Items from a data source:
+-------+

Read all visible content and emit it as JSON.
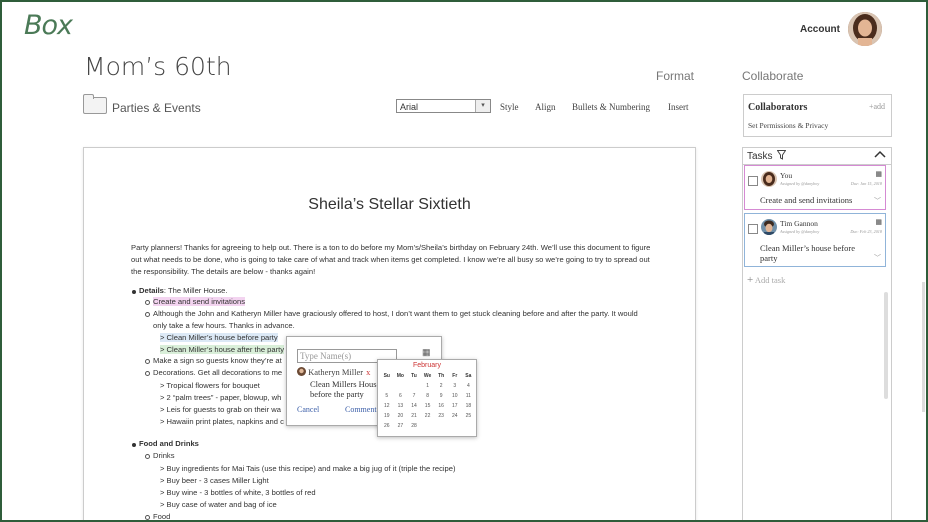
{
  "app": {
    "logo": "Box"
  },
  "header": {
    "account_label": "Account"
  },
  "document": {
    "title": "Mom’s 60th",
    "folder": "Parties & Events",
    "heading": "Sheila’s Stellar Sixtieth",
    "intro": "Party planners! Thanks for agreeing to help out. There is a ton to do before my Mom’s/Sheila’s birthday on February 24th. We’ll use this document to figure out what needs to be done, who is going to take care of what and track when items get completed. I know we’re all busy so we’re going to try to spread out the responsibility. The details are below - thanks again!",
    "lines": {
      "details_label": "Details",
      "details_value": ": The Miller House.",
      "invites": "Create and send invitations",
      "hosts1": "Although the John and Katheryn Miller have graciously offered to host, I don’t want them to get stuck cleaning before and after the party. It would",
      "hosts2": "only take a few hours. Thanks in advance.",
      "clean_before": "Clean Miller’s house before party",
      "clean_after": "Clean Miller’s house after the party",
      "sign": "Make a sign so guests know they’re at",
      "decor": "Decorations. Get all decorations to me",
      "flowers": "> Tropical flowers for bouquet",
      "palm": "> 2 “palm trees” - paper, blowup, wh",
      "leis": "> Leis for guests to grab on their wa",
      "hawaiin": "> Hawaiin print plates, napkins and c",
      "food_drinks": "Food and Drinks",
      "drinks": "Drinks",
      "mai_tai": "> Buy ingredients for Mai Tais (use this recipe) and make a big jug of it (triple the recipe)",
      "beer": "> Buy beer - 3 cases Miller Light",
      "wine": "> Buy wine - 3 bottles of white, 3 bottles of red",
      "water": "> Buy case of water and bag of ice",
      "food": "Food"
    }
  },
  "nav": {
    "format": "Format",
    "collaborate": "Collaborate"
  },
  "toolbar": {
    "font": "Arial",
    "style": "Style",
    "align": "Align",
    "bullets": "Bullets & Numbering",
    "insert": "Insert"
  },
  "assign_popup": {
    "placeholder": "Type Name(s)",
    "person": "Katheryn Miller",
    "remove": "x",
    "task_text": "Clean Millers House before the party",
    "cancel": "Cancel",
    "comment": "Comment"
  },
  "calendar": {
    "month": "February",
    "days": [
      "Su",
      "Mo",
      "Tu",
      "We",
      "Th",
      "Fr",
      "Sa"
    ],
    "weeks": [
      [
        "",
        "",
        "",
        "",
        "",
        "",
        ""
      ],
      [
        "",
        "",
        "",
        "1",
        "2",
        "3",
        "4"
      ],
      [
        "5",
        "6",
        "7",
        "8",
        "9",
        "10",
        "11"
      ],
      [
        "12",
        "13",
        "14",
        "15",
        "16",
        "17",
        "18"
      ],
      [
        "19",
        "20",
        "21",
        "22",
        "23",
        "24",
        "25"
      ],
      [
        "26",
        "27",
        "28",
        "",
        "",
        "",
        ""
      ]
    ]
  },
  "collaborators": {
    "title": "Collaborators",
    "add": "+add",
    "subtitle": "Set Permissions & Privacy"
  },
  "tasks": {
    "title": "Tasks",
    "items": [
      {
        "assignee": "You",
        "assigned_by": "Assigned by @danyboy",
        "due": "Due: Jan 15, 2018",
        "text": "Create and send invitations"
      },
      {
        "assignee": "Tim Gannon",
        "assigned_by": "Assigned by @danyboy",
        "due": "Due: Feb 23, 2018",
        "text": "Clean Miller’s house before party"
      }
    ],
    "add_task": "Add task"
  }
}
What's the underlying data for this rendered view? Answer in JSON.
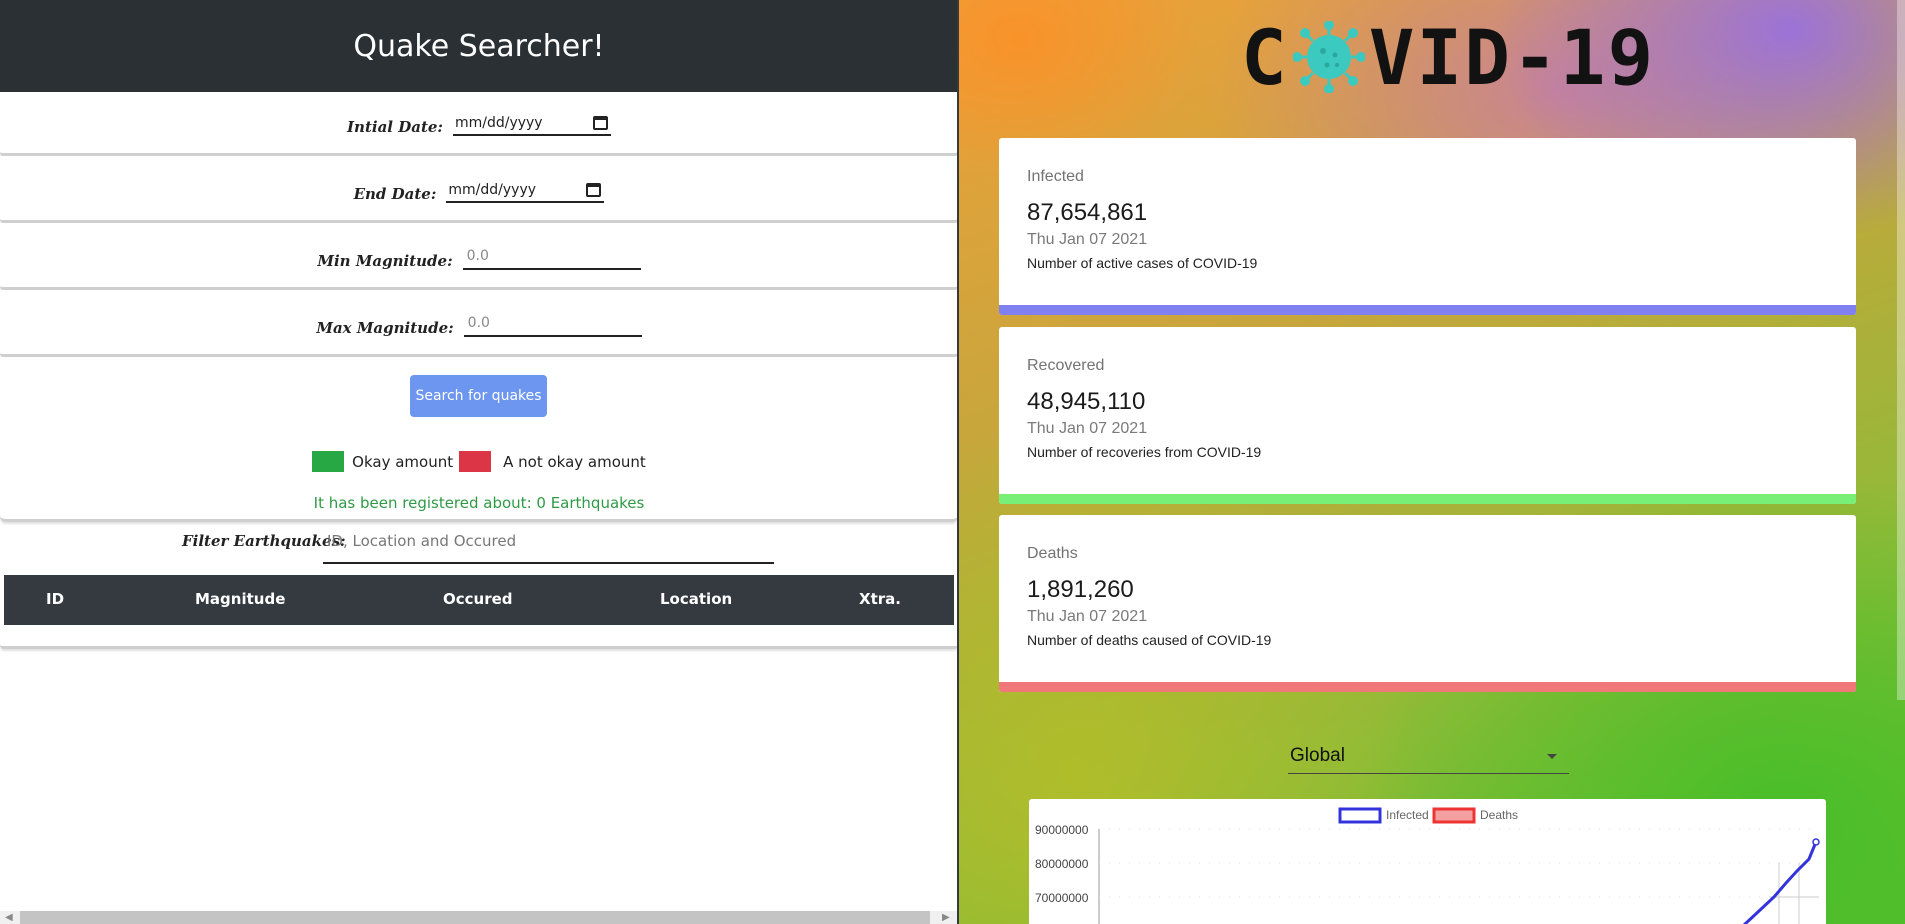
{
  "quake": {
    "title": "Quake Searcher!",
    "fields": {
      "initial_label": "Intial Date:",
      "initial_value": "mm/dd/yyyy",
      "end_label": "End Date:",
      "end_value": "mm/dd/yyyy",
      "min_label": "Min Magnitude:",
      "min_placeholder": "0.0",
      "max_label": "Max Magnitude:",
      "max_placeholder": "0.0"
    },
    "search_button": "Search for quakes",
    "legend": {
      "okay": "Okay amount",
      "not_okay": "A not okay amount",
      "okay_color": "#28a745",
      "not_okay_color": "#dc3545"
    },
    "count_text": "It has been registered about: 0 Earthquakes",
    "filter": {
      "label": "Filter Earthquakes:",
      "placeholder": "ID, Location and Occured"
    },
    "table_headers": [
      "ID",
      "Magnitude",
      "Occured",
      "Location",
      "Xtra."
    ]
  },
  "covid": {
    "logo_left": "C",
    "logo_right": "VID-19",
    "cards": [
      {
        "title": "Infected",
        "value": "87,654,861",
        "date": "Thu Jan 07 2021",
        "desc": "Number of active cases of COVID-19",
        "color": "#8080f0"
      },
      {
        "title": "Recovered",
        "value": "48,945,110",
        "date": "Thu Jan 07 2021",
        "desc": "Number of recoveries from COVID-19",
        "color": "#78f078"
      },
      {
        "title": "Deaths",
        "value": "1,891,260",
        "date": "Thu Jan 07 2021",
        "desc": "Number of deaths caused of COVID-19",
        "color": "#f07878"
      }
    ],
    "region": "Global",
    "chart": {
      "legend": [
        "Infected",
        "Deaths"
      ],
      "legend_colors": [
        "#3333dd",
        "#ee3333"
      ],
      "y_ticks": [
        "90000000",
        "80000000",
        "70000000"
      ]
    }
  }
}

+-------+

Return every line of the preceding records in which the word "February" appears.

# IN RESPONSE:
    "intro": "Party planners! Thanks for agreeing to help out. There is a ton to do before my Mom’s/Sheila’s birthday on February 24th. We’ll use this document to figure out what needs to be done, who is going to take care of what and track when items get completed. I know we’re all busy so we’re going to try to spread out the responsibility. The details are below - thanks again!",
    "month": "February",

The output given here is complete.